## Task requirements:
Repeat the whole listing exactly.

Start Material shown

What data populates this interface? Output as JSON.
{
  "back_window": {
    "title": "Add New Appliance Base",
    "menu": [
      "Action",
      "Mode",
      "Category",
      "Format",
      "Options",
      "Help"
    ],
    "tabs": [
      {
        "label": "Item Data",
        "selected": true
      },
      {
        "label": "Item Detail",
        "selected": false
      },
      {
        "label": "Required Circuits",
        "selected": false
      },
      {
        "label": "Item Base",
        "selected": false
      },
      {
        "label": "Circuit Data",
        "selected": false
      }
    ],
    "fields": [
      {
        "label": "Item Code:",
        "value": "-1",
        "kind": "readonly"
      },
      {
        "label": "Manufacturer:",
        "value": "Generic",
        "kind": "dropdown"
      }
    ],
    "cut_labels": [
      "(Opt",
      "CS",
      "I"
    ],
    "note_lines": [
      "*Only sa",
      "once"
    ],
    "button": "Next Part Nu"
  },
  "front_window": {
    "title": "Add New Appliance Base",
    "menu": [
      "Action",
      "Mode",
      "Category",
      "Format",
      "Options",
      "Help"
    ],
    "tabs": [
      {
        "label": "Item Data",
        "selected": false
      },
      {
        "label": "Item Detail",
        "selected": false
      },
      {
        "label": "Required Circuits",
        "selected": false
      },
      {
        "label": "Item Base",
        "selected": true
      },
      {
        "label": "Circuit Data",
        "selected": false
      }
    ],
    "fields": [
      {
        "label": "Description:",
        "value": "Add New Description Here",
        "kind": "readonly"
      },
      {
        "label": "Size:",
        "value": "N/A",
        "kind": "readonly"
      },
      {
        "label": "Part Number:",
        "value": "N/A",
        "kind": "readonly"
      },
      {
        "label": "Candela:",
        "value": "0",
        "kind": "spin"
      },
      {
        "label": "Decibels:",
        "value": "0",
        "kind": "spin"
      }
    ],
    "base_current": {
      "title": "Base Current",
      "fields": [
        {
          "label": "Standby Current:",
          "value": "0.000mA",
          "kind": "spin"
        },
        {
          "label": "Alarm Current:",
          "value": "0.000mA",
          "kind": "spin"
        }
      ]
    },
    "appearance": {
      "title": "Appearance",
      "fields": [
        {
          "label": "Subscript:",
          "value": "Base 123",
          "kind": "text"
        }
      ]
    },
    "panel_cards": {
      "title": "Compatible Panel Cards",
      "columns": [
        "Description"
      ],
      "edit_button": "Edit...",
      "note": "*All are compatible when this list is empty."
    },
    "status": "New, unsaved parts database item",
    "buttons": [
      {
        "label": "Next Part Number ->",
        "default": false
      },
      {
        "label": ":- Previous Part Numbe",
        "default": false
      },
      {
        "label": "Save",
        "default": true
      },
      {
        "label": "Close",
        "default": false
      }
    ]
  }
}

End Material shown

## Exercise solution:
What data populates this interface? Output as JSON.
{
  "back_window": {
    "title": "Add New Appliance Base",
    "menu": [
      "Action",
      "Mode",
      "Category",
      "Format",
      "Options",
      "Help"
    ],
    "tabs": [
      {
        "label": "Item Data",
        "selected": true
      },
      {
        "label": "Item Detail",
        "selected": false
      },
      {
        "label": "Required Circuits",
        "selected": false
      },
      {
        "label": "Item Base",
        "selected": false
      },
      {
        "label": "Circuit Data",
        "selected": false
      }
    ],
    "fields": [
      {
        "label": "Item Code:",
        "value": "-1",
        "kind": "readonly"
      },
      {
        "label": "Manufacturer:",
        "value": "Generic",
        "kind": "dropdown"
      }
    ],
    "cut_labels": [
      "(Opt",
      "CS",
      "I"
    ],
    "note_lines": [
      "*Only sa",
      "once"
    ],
    "button": "Next Part Nu"
  },
  "front_window": {
    "title": "Add New Appliance Base",
    "menu": [
      "Action",
      "Mode",
      "Category",
      "Format",
      "Options",
      "Help"
    ],
    "tabs": [
      {
        "label": "Item Data",
        "selected": false
      },
      {
        "label": "Item Detail",
        "selected": false
      },
      {
        "label": "Required Circuits",
        "selected": false
      },
      {
        "label": "Item Base",
        "selected": true
      },
      {
        "label": "Circuit Data",
        "selected": false
      }
    ],
    "fields": [
      {
        "label": "Description:",
        "value": "Add New Description Here",
        "kind": "readonly"
      },
      {
        "label": "Size:",
        "value": "N/A",
        "kind": "readonly"
      },
      {
        "label": "Part Number:",
        "value": "N/A",
        "kind": "readonly"
      },
      {
        "label": "Candela:",
        "value": "0",
        "kind": "spin"
      },
      {
        "label": "Decibels:",
        "value": "0",
        "kind": "spin"
      }
    ],
    "base_current": {
      "title": "Base Current",
      "fields": [
        {
          "label": "Standby Current:",
          "value": "0.000mA",
          "kind": "spin"
        },
        {
          "label": "Alarm Current:",
          "value": "0.000mA",
          "kind": "spin"
        }
      ]
    },
    "appearance": {
      "title": "Appearance",
      "fields": [
        {
          "label": "Subscript:",
          "value": "Base 123",
          "kind": "text"
        }
      ]
    },
    "panel_cards": {
      "title": "Compatible Panel Cards",
      "columns": [
        "Description"
      ],
      "edit_button": "Edit...",
      "note": "*All are compatible when this list is empty."
    },
    "status": "New, unsaved parts database item",
    "buttons": [
      {
        "label": "Next Part Number ->",
        "default": false
      },
      {
        "label": ":- Previous Part Numbe",
        "default": false
      },
      {
        "label": "Save",
        "default": true
      },
      {
        "label": "Close",
        "default": false
      }
    ]
  }
}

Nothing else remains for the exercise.